→ Task requirements
Repeat the records word for word, starting at the beginning of the records and ending at the line that contains "chevron-right-icon <box>511 111 523 131</box>", with both ends included.

→ Records shown
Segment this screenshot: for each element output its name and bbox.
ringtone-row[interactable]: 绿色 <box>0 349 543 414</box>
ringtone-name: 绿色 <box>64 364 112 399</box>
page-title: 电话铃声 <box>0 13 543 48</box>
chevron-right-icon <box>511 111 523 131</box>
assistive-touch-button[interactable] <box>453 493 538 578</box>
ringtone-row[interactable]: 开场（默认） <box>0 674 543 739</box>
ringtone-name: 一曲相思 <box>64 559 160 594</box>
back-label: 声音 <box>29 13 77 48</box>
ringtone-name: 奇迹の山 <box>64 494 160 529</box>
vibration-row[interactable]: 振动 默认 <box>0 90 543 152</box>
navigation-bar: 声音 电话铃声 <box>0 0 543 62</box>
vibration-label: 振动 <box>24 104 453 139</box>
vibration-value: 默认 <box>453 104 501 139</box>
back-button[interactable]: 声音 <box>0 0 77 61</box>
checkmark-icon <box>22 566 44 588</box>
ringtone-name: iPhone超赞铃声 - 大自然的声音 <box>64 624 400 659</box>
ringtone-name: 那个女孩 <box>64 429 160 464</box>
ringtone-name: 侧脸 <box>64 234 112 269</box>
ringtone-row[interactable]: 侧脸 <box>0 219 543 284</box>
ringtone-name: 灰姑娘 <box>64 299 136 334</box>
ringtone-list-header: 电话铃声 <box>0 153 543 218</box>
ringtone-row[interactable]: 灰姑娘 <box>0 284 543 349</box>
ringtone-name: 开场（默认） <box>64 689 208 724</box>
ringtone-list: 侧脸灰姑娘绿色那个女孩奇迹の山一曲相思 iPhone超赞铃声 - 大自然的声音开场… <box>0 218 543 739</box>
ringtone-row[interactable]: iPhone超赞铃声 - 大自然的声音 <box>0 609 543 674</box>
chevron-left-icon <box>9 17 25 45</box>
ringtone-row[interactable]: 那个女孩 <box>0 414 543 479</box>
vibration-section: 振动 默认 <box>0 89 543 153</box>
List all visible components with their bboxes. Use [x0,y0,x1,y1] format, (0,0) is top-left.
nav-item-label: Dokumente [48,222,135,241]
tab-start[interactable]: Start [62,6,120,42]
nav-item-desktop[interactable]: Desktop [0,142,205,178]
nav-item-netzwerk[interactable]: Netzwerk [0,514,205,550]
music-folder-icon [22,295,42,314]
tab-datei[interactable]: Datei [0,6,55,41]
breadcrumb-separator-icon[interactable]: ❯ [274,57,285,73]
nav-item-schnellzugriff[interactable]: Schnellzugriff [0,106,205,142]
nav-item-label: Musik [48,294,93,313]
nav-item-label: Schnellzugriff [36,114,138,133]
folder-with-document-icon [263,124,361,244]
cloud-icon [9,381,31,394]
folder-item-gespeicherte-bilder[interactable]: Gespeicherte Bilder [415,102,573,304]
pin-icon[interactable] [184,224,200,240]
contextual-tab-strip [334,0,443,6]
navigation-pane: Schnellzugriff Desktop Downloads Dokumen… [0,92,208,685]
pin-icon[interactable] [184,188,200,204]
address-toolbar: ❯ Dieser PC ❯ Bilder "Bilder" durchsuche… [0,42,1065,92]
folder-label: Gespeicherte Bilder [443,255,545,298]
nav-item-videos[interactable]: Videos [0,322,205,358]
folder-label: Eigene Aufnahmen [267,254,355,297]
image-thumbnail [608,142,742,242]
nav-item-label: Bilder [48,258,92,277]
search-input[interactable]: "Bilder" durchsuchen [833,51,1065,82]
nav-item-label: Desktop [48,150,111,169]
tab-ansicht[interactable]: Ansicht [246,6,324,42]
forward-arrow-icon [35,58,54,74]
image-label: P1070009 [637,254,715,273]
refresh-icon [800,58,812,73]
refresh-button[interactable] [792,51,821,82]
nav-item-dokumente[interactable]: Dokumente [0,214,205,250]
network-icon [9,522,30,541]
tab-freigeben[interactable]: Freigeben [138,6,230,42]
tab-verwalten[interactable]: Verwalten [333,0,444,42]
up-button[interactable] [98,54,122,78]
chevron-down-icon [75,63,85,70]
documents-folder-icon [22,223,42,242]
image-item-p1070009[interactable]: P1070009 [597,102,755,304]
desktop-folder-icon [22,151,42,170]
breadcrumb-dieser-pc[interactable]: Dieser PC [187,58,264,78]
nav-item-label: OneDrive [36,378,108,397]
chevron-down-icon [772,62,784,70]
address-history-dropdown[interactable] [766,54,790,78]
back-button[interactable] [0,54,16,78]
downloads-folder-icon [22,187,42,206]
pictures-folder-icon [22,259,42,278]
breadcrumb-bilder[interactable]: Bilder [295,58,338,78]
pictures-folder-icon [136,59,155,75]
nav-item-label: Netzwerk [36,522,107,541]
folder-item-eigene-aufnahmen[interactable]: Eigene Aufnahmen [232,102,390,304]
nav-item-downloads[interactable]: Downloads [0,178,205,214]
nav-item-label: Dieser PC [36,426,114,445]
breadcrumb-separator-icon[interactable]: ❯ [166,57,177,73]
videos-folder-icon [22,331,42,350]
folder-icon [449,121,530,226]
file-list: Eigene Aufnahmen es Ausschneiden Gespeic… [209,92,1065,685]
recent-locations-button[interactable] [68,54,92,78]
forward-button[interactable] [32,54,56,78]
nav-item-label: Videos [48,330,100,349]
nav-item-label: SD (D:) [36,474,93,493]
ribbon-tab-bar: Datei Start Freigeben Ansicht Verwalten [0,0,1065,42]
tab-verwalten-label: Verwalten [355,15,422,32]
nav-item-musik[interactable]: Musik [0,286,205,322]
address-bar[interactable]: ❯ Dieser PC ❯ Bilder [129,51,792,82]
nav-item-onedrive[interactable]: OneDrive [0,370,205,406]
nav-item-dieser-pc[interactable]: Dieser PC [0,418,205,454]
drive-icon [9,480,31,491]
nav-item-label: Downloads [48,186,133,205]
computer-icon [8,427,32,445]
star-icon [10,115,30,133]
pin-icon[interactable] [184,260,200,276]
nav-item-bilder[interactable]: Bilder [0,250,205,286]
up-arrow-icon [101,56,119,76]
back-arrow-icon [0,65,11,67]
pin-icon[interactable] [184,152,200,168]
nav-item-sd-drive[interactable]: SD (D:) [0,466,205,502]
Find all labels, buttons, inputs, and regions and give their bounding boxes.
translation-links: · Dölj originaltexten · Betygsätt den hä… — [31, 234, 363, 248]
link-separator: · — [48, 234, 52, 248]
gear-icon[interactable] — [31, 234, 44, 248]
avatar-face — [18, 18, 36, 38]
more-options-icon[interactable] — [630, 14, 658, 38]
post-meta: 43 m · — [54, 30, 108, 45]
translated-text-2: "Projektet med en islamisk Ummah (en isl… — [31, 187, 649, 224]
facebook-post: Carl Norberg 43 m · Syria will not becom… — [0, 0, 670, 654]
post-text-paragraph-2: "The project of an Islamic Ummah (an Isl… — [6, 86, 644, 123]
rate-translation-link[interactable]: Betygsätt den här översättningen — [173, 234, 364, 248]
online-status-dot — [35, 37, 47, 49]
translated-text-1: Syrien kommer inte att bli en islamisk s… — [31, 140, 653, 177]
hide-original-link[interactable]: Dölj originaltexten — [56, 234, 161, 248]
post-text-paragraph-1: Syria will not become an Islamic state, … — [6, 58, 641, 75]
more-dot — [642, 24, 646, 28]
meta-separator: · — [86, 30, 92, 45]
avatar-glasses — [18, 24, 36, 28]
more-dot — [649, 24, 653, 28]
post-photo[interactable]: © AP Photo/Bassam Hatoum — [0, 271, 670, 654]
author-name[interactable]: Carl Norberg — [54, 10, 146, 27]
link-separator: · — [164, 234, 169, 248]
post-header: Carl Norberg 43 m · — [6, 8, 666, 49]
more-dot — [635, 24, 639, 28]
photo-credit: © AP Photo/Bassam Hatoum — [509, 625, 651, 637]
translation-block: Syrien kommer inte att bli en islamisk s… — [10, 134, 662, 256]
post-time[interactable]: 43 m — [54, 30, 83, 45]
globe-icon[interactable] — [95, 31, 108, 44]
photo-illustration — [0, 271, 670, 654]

→ Solution for this exercise
Segment this screenshot: for each element output its name and bbox.
ringtone-row[interactable]: 绿色 <box>0 349 543 414</box>
ringtone-name: 绿色 <box>64 364 112 399</box>
page-title: 电话铃声 <box>0 13 543 48</box>
chevron-right-icon <box>511 111 523 131</box>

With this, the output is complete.